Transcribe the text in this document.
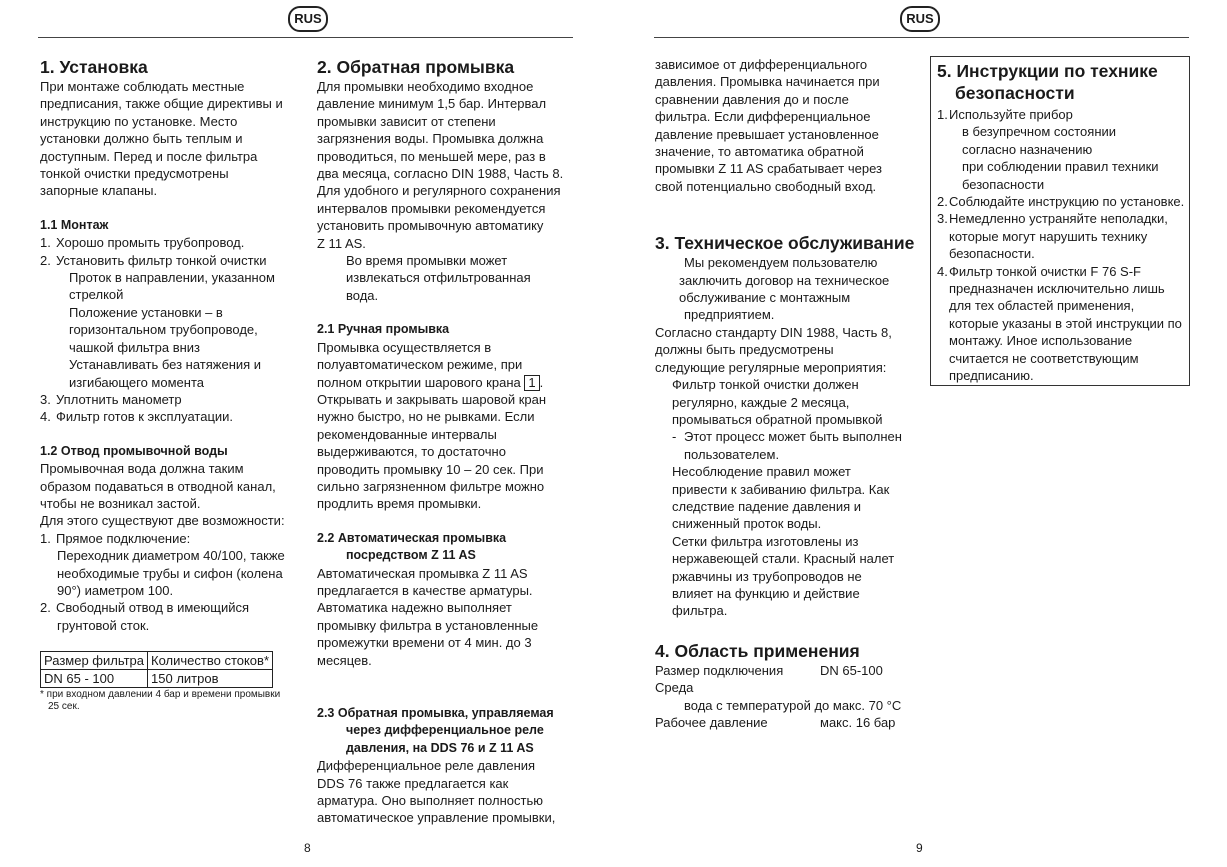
RUS	RUS
1. Установка
При монтаже соблюдать местные
предписания, также общие директивы и
инструкцию по установке. Место
установки должно быть теплым и
доступным. Перед и после фильтра
тонкой очистки предусмотрены
запорные клапаны.
1.1 Монтаж
1. Хорошо промыть трубопровод.
2. Установить фильтр тонкой очистки
Проток в направлении, указанном
стрелкой
Положение установки – в
горизонтальном трубопроводе,
чашкой фильтра вниз
Устанавливать без натяжения и
изгибающего момента
3. Уплотнить манометр
4. Фильтр готов к эксплуатации.
1.2 Отвод промывочной воды
Промывочная вода должна таким
образом подаваться в отводной канал,
чтобы не возникал застой.
Для этого существуют две возможности:
1. Прямое подключение:
Переходник диаметром 40/100, также
необходимые трубы и сифон (колена
90°) иаметром 100.
2. Свободный отвод в имеющийся
грунтовой сток.
Размер фильтра	Количество стоков*
DN 65 - 100	150 литров
* при входном давлении 4 бар и времени промывки
25 сек.
2. Обратная промывка
Для промывки необходимо входное
давление минимум 1,5 бар. Интервал
промывки зависит от степени
загрязнения воды. Промывка должна
проводиться, по меньшей мере, раз в
два месяца, согласно DIN 1988, Часть 8.
Для удобного и регулярного сохранения
интервалов промывки рекомендуется
установить промывочную автоматику
Z 11 AS.
Во время промывки может
извлекаться отфильтрованная
вода.
2.1 Ручная промывка
Промывка осуществляется в
полуавтоматическом режиме, при
полном открытии шарового крана 1 .
Открывать и закрывать шаровой кран
нужно быстро, но не рывками. Если
рекомендованные интервалы
выдерживаются, то достаточно
проводить промывку 10 – 20 сек. При
сильно загрязненном фильтре можно
продлить время промывки.
2.2 Автоматическая промывка
посредством Z 11 AS
Автоматическая промывка Z 11 AS
предлагается в качестве арматуры.
Автоматика надежно выполняет
промывку фильтра в установленные
промежутки времени от 4 мин. до 3
месяцев.
2.3 Обратная промывка, управляемая
через дифференциальное реле
давления, на DDS 76 и Z 11 AS
Дифференциальное реле давления
DDS 76 также предлагается как
арматура. Оно выполняет полностью
автоматическое управление промывки,
зависимое от дифференциального
давления. Промывка начинается при
сравнении давления до и после
фильтра. Если дифференциальное
давление превышает установленное
значение, то автоматика обратной
промывки Z 11 AS срабатывает через
свой потенциально свободный вход.
3. Техническое обслуживание
Мы рекомендуем пользователю
заключить договор на техническое
обслуживание с монтажным
предприятием.
Согласно стандарту DIN 1988, Часть 8,
должны быть предусмотрены
следующие регулярные мероприятия:
Фильтр тонкой очистки должен
регулярно, каждые 2 месяца,
промываться обратной промывкой
- Этот процесс может быть выполнен
пользователем.
Несоблюдение правил может
привести к забиванию фильтра. Как
следствие падение давления и
сниженный проток воды.
Сетки фильтра изготовлены из
нержавеющей стали. Красный налет
ржавчины из трубопроводов не
влияет на функцию и действие
фильтра.
4. Область применения
Размер подключения	DN 65-100
Среда
вода с температурой до макс. 70 °C
Рабочее давление	макс. 16 бар
5. Инструкции по технике
безопасности
1. Используйте прибор
в безупречном состоянии
согласно назначению
при соблюдении правил техники
безопасности
2. Соблюдайте инструкцию по установке.
3. Немедленно устраняйте неполадки,
которые могут нарушить технику
безопасности.
4. Фильтр тонкой очистки F 76 S-F
предназначен исключительно лишь
для тех областей применения,
которые указаны в этой инструкции по
монтажу. Иное использование
считается не соответствующим
предписанию.
8	9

**Problem statement:** Write down every line of the data above that includes the string "реле".

**Result for this task:**
через дифференциальное реле
Дифференциальное реле давления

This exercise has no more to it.